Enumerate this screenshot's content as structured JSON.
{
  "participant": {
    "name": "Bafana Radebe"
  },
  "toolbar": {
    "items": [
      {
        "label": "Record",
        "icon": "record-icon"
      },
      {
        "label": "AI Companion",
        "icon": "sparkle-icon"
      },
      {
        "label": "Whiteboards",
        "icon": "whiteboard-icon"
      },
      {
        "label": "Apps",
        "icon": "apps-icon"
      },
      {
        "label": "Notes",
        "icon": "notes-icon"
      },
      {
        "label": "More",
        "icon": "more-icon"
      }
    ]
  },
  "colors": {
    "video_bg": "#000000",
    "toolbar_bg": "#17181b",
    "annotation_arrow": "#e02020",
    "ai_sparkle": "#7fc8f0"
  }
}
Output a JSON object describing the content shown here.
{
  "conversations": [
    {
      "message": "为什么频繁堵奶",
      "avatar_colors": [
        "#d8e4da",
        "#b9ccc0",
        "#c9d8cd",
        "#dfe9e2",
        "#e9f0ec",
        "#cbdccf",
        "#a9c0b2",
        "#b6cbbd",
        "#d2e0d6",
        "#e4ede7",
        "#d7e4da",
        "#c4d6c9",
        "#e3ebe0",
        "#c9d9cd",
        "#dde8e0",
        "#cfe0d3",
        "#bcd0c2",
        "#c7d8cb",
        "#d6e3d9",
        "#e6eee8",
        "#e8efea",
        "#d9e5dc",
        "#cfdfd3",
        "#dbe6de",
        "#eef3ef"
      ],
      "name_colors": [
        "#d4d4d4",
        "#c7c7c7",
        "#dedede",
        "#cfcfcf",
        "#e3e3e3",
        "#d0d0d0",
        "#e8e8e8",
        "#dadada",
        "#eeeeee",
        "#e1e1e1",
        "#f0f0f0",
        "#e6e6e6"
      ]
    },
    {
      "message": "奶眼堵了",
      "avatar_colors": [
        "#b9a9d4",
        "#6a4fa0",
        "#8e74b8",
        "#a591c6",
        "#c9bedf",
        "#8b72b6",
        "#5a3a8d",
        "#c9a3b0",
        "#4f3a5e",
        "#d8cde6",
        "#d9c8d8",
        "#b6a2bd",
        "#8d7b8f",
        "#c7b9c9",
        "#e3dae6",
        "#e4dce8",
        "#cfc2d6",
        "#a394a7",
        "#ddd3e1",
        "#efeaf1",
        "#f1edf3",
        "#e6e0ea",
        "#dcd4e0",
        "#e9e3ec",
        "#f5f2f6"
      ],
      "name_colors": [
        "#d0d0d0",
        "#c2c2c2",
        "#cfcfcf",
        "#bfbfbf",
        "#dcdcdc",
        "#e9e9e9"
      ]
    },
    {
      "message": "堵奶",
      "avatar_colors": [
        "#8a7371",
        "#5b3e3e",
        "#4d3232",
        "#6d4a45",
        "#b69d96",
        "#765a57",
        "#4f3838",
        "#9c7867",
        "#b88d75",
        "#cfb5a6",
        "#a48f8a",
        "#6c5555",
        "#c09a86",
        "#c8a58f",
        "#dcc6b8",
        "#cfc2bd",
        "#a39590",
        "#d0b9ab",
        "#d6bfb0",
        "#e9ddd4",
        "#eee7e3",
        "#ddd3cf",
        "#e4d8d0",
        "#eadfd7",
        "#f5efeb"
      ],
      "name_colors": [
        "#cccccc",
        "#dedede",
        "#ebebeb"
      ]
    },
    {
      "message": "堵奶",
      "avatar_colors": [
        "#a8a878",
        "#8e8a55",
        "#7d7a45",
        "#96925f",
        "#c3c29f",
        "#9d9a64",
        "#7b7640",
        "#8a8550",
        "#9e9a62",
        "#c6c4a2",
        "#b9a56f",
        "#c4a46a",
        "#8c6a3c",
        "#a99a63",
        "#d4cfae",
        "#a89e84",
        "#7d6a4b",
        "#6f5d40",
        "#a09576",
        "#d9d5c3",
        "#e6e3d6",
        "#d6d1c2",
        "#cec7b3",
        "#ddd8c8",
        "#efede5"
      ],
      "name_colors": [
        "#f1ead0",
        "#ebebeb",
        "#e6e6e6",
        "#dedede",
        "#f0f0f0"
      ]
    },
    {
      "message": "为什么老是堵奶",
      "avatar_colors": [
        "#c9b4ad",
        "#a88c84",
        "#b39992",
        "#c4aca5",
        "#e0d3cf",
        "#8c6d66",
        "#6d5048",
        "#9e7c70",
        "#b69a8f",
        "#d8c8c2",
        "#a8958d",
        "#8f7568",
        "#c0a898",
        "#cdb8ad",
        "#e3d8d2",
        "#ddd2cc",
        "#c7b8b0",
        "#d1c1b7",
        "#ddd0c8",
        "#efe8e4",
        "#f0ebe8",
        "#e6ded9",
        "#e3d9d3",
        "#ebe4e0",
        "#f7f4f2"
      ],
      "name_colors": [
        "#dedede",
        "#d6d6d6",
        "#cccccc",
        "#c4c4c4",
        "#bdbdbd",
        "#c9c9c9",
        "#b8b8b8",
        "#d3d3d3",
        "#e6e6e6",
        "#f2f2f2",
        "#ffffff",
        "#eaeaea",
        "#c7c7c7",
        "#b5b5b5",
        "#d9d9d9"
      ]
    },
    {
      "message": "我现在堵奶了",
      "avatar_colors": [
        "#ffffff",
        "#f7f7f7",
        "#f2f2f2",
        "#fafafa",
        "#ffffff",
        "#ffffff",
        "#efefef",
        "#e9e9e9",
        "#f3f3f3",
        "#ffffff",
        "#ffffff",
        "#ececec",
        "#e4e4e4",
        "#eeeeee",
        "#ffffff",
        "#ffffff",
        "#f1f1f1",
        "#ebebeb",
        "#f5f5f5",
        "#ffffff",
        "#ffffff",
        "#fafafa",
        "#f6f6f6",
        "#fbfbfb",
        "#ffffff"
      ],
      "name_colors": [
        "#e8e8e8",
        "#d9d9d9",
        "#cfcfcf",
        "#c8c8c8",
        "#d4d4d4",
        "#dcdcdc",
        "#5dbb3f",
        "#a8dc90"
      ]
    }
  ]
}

* * * * * * *

● Exercise directions: Make an exact copy of the material above.

● Full output:
Enumerate this screenshot's content as structured JSON.
{
  "participant": {
    "name": "Bafana Radebe"
  },
  "toolbar": {
    "items": [
      {
        "label": "Record",
        "icon": "record-icon"
      },
      {
        "label": "AI Companion",
        "icon": "sparkle-icon"
      },
      {
        "label": "Whiteboards",
        "icon": "whiteboard-icon"
      },
      {
        "label": "Apps",
        "icon": "apps-icon"
      },
      {
        "label": "Notes",
        "icon": "notes-icon"
      },
      {
        "label": "More",
        "icon": "more-icon"
      }
    ]
  },
  "colors": {
    "video_bg": "#000000",
    "toolbar_bg": "#17181b",
    "annotation_arrow": "#e02020",
    "ai_sparkle": "#7fc8f0"
  }
}
Output a JSON object describing the content shown here.
{
  "conversations": [
    {
      "message": "为什么频繁堵奶",
      "avatar_colors": [
        "#d8e4da",
        "#b9ccc0",
        "#c9d8cd",
        "#dfe9e2",
        "#e9f0ec",
        "#cbdccf",
        "#a9c0b2",
        "#b6cbbd",
        "#d2e0d6",
        "#e4ede7",
        "#d7e4da",
        "#c4d6c9",
        "#e3ebe0",
        "#c9d9cd",
        "#dde8e0",
        "#cfe0d3",
        "#bcd0c2",
        "#c7d8cb",
        "#d6e3d9",
        "#e6eee8",
        "#e8efea",
        "#d9e5dc",
        "#cfdfd3",
        "#dbe6de",
        "#eef3ef"
      ],
      "name_colors": [
        "#d4d4d4",
        "#c7c7c7",
        "#dedede",
        "#cfcfcf",
        "#e3e3e3",
        "#d0d0d0",
        "#e8e8e8",
        "#dadada",
        "#eeeeee",
        "#e1e1e1",
        "#f0f0f0",
        "#e6e6e6"
      ]
    },
    {
      "message": "奶眼堵了",
      "avatar_colors": [
        "#b9a9d4",
        "#6a4fa0",
        "#8e74b8",
        "#a591c6",
        "#c9bedf",
        "#8b72b6",
        "#5a3a8d",
        "#c9a3b0",
        "#4f3a5e",
        "#d8cde6",
        "#d9c8d8",
        "#b6a2bd",
        "#8d7b8f",
        "#c7b9c9",
        "#e3dae6",
        "#e4dce8",
        "#cfc2d6",
        "#a394a7",
        "#ddd3e1",
        "#efeaf1",
        "#f1edf3",
        "#e6e0ea",
        "#dcd4e0",
        "#e9e3ec",
        "#f5f2f6"
      ],
      "name_colors": [
        "#d0d0d0",
        "#c2c2c2",
        "#cfcfcf",
        "#bfbfbf",
        "#dcdcdc",
        "#e9e9e9"
      ]
    },
    {
      "message": "堵奶",
      "avatar_colors": [
        "#8a7371",
        "#5b3e3e",
        "#4d3232",
        "#6d4a45",
        "#b69d96",
        "#765a57",
        "#4f3838",
        "#9c7867",
        "#b88d75",
        "#cfb5a6",
        "#a48f8a",
        "#6c5555",
        "#c09a86",
        "#c8a58f",
        "#dcc6b8",
        "#cfc2bd",
        "#a39590",
        "#d0b9ab",
        "#d6bfb0",
        "#e9ddd4",
        "#eee7e3",
        "#ddd3cf",
        "#e4d8d0",
        "#eadfd7",
        "#f5efeb"
      ],
      "name_colors": [
        "#cccccc",
        "#dedede",
        "#ebebeb"
      ]
    },
    {
      "message": "堵奶",
      "avatar_colors": [
        "#a8a878",
        "#8e8a55",
        "#7d7a45",
        "#96925f",
        "#c3c29f",
        "#9d9a64",
        "#7b7640",
        "#8a8550",
        "#9e9a62",
        "#c6c4a2",
        "#b9a56f",
        "#c4a46a",
        "#8c6a3c",
        "#a99a63",
        "#d4cfae",
        "#a89e84",
        "#7d6a4b",
        "#6f5d40",
        "#a09576",
        "#d9d5c3",
        "#e6e3d6",
        "#d6d1c2",
        "#cec7b3",
        "#ddd8c8",
        "#efede5"
      ],
      "name_colors": [
        "#f1ead0",
        "#ebebeb",
        "#e6e6e6",
        "#dedede",
        "#f0f0f0"
      ]
    },
    {
      "message": "为什么老是堵奶",
      "avatar_colors": [
        "#c9b4ad",
        "#a88c84",
        "#b39992",
        "#c4aca5",
        "#e0d3cf",
        "#8c6d66",
        "#6d5048",
        "#9e7c70",
        "#b69a8f",
        "#d8c8c2",
        "#a8958d",
        "#8f7568",
        "#c0a898",
        "#cdb8ad",
        "#e3d8d2",
        "#ddd2cc",
        "#c7b8b0",
        "#d1c1b7",
        "#ddd0c8",
        "#efe8e4",
        "#f0ebe8",
        "#e6ded9",
        "#e3d9d3",
        "#ebe4e0",
        "#f7f4f2"
      ],
      "name_colors": [
        "#dedede",
        "#d6d6d6",
        "#cccccc",
        "#c4c4c4",
        "#bdbdbd",
        "#c9c9c9",
        "#b8b8b8",
        "#d3d3d3",
        "#e6e6e6",
        "#f2f2f2",
        "#ffffff",
        "#eaeaea",
        "#c7c7c7",
        "#b5b5b5",
        "#d9d9d9"
      ]
    },
    {
      "message": "我现在堵奶了",
      "avatar_colors": [
        "#ffffff",
        "#f7f7f7",
        "#f2f2f2",
        "#fafafa",
        "#ffffff",
        "#ffffff",
        "#efefef",
        "#e9e9e9",
        "#f3f3f3",
        "#ffffff",
        "#ffffff",
        "#ececec",
        "#e4e4e4",
        "#eeeeee",
        "#ffffff",
        "#ffffff",
        "#f1f1f1",
        "#ebebeb",
        "#f5f5f5",
        "#ffffff",
        "#ffffff",
        "#fafafa",
        "#f6f6f6",
        "#fbfbfb",
        "#ffffff"
      ],
      "name_colors": [
        "#e8e8e8",
        "#d9d9d9",
        "#cfcfcf",
        "#c8c8c8",
        "#d4d4d4",
        "#dcdcdc",
        "#5dbb3f",
        "#a8dc90"
      ]
    }
  ]
}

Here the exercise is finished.